(DOCUMENT EXTRACT begins)

Once enabled in your workspace settings, you can send or forward emails to any agent using the format [email protected]. The agent processes your request and replies only to you (the sender). All conversations triggered by email are accessible in the Dust web app, just like agent conversations from Slack or Teams. If an agent needs authorization to use a specific tool, you'll receive a validation email with secure allow/decline links.

✨ Concrete Use Cases

Here's how you could use it:

Customer Support: Forward a customer complaint to your support agent and ask it to summarize the issue and suggest a reply draft.

Contract Review: Send a vendor agreement to a specialized legal/compliance agent and get a quick analysis without leaving your email thread.

Internal Workflows: CC an agent on an internal discussion thread and ask it to extract action items, create tickets, or draft follow-up communications.

Bug Triage: Forward a bug report from a client to your technical agent for initial analysis and categorization.

📈 Benefits for you

  • Faster workflows: No need to copy-paste email content into Dust—just forward and ask

  • Stay in context: Get agent help without leaving your inbox

  • Flexible collaboration: Use agents as you would a colleague—forward, CC, or send directly

  • Consistent experience: Same agent capabilities as Slack or web, accessible from email conversations in Dust

🚀 How to access it?

This feature is opt-in. To enable it:

  1. Go to Workspace Settings → Capabilities → Email agents

  2. Turn on the feature

  3. Start emailing your agents at [email protected]

📖 Full documentation available here: https://docs.dust.tt/docs/email-agents

🔒 Security note: Just as you wouldn't click suspicious links in emails, avoid forwarding suspicious or untrusted emails to agents to minimize prompt injection risks.

🎯 What is it?

(DOCUMENT EXTRACT ends)
(DATA LISTING begins)

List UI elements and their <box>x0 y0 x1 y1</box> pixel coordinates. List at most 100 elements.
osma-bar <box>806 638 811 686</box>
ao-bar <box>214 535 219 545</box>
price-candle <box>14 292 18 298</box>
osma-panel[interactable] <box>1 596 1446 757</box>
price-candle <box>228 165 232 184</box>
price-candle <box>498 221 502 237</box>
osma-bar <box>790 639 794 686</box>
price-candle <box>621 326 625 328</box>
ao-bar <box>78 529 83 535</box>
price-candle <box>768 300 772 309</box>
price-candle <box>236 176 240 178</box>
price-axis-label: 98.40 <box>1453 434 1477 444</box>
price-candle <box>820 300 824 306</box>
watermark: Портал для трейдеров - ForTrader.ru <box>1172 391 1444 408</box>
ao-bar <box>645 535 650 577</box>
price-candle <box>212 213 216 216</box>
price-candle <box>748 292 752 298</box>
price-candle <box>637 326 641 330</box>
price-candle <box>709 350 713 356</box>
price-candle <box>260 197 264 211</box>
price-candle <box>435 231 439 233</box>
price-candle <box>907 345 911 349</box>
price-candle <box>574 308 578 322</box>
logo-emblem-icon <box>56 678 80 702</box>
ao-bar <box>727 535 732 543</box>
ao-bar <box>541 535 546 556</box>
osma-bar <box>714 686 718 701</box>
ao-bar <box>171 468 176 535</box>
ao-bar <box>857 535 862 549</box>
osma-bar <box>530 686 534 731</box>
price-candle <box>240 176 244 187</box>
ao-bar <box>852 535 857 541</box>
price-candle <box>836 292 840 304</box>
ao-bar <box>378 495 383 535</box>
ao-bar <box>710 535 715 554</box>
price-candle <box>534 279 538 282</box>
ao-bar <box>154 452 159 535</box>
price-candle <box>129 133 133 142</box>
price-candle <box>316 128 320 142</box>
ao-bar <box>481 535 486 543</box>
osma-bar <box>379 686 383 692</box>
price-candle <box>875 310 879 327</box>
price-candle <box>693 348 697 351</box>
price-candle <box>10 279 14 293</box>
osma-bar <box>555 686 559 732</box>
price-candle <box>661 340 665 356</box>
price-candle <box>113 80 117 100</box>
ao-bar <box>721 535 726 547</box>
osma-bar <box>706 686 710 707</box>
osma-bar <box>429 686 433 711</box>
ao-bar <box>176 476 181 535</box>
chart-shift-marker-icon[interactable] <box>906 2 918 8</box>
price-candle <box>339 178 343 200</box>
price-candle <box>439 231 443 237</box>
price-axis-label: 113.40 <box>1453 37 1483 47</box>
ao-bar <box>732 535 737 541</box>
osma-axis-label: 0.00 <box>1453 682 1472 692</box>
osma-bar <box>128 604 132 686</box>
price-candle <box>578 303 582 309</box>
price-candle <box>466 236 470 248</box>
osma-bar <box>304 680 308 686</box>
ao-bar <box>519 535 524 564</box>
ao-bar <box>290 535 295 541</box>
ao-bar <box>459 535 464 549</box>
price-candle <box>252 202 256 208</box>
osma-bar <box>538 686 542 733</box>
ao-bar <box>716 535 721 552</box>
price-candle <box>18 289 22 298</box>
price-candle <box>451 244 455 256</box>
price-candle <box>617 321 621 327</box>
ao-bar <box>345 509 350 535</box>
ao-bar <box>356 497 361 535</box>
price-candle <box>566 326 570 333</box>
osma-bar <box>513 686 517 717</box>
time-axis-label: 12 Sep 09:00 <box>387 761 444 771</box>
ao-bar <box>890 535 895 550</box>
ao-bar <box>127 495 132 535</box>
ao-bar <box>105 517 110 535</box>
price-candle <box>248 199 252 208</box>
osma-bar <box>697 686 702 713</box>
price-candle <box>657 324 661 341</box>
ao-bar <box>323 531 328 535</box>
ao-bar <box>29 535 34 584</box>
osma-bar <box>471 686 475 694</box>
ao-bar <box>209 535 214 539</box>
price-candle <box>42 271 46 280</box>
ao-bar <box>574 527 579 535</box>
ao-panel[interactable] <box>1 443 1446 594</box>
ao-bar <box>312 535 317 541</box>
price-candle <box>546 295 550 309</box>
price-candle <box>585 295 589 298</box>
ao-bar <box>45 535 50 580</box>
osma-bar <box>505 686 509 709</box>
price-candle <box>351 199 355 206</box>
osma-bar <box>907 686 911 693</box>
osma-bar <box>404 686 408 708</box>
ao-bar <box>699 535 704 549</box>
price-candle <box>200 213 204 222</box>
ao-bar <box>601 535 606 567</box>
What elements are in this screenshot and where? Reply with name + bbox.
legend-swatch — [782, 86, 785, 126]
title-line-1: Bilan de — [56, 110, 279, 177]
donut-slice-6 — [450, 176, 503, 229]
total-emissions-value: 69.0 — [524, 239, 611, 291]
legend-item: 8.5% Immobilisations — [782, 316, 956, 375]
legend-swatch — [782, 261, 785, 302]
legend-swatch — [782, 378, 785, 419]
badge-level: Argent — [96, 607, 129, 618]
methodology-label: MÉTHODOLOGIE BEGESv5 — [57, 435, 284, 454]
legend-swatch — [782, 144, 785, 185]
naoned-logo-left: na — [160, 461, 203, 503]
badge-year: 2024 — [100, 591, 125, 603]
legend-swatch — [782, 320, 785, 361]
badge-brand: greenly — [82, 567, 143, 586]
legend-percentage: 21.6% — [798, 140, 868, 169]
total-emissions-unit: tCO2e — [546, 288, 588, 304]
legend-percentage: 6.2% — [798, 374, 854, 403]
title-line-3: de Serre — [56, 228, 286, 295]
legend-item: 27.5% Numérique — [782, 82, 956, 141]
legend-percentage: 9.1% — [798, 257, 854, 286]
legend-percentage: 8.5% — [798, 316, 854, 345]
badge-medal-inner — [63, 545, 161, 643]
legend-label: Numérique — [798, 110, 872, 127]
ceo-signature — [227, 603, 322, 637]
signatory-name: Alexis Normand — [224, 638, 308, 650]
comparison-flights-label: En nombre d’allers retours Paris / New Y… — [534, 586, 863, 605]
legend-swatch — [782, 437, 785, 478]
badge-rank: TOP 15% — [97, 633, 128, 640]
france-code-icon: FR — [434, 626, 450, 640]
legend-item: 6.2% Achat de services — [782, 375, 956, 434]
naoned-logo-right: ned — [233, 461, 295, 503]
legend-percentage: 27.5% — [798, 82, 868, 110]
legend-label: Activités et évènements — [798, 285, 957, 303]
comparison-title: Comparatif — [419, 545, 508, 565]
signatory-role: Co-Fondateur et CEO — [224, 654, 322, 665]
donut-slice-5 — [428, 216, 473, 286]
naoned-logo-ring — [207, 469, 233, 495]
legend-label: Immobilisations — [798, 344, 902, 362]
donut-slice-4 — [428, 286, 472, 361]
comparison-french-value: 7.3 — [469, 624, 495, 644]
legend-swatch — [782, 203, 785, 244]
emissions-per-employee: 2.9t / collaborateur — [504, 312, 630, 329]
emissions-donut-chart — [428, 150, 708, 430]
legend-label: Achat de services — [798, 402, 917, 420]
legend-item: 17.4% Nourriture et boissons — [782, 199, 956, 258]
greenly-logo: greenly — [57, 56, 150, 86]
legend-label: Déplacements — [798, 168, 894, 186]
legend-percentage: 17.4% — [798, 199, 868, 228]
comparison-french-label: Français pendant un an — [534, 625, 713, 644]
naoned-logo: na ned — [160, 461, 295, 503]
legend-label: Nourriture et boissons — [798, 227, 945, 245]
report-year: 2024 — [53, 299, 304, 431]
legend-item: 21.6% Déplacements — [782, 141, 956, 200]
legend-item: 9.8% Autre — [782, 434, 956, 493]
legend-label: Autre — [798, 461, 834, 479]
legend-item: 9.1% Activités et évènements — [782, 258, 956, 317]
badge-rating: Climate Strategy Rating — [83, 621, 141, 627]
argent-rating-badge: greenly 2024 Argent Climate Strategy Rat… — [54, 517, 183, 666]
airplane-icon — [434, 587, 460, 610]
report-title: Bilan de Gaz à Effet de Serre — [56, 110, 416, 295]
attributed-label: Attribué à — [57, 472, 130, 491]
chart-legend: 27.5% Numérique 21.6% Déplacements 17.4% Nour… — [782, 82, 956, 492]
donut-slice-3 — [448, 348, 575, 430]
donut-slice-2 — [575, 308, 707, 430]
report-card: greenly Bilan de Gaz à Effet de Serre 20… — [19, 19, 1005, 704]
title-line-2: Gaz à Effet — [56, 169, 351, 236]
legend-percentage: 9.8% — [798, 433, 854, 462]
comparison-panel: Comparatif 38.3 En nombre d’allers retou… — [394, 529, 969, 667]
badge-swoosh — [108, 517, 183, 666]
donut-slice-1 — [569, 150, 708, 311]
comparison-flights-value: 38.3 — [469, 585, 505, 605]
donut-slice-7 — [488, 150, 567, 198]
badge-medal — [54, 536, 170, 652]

(DATA LISTING ends)

> WORK TO COMPLETE
Could you set down the part of the email agents announcement starting at "Contract Review: Send" and ending at "analysis and categorization.", copied word for word?

> ANSWER AREA
Contract Review: Send a vendor agreement to a specialized legal/compliance agent and get a quick analysis without leaving your email thread.

Internal Workflows: CC an agent on an internal discussion thread and ask it to extract action items, create tickets, or draft follow-up communications.

Bug Triage: Forward a bug report from a client to your technical agent for initial analysis and categorization.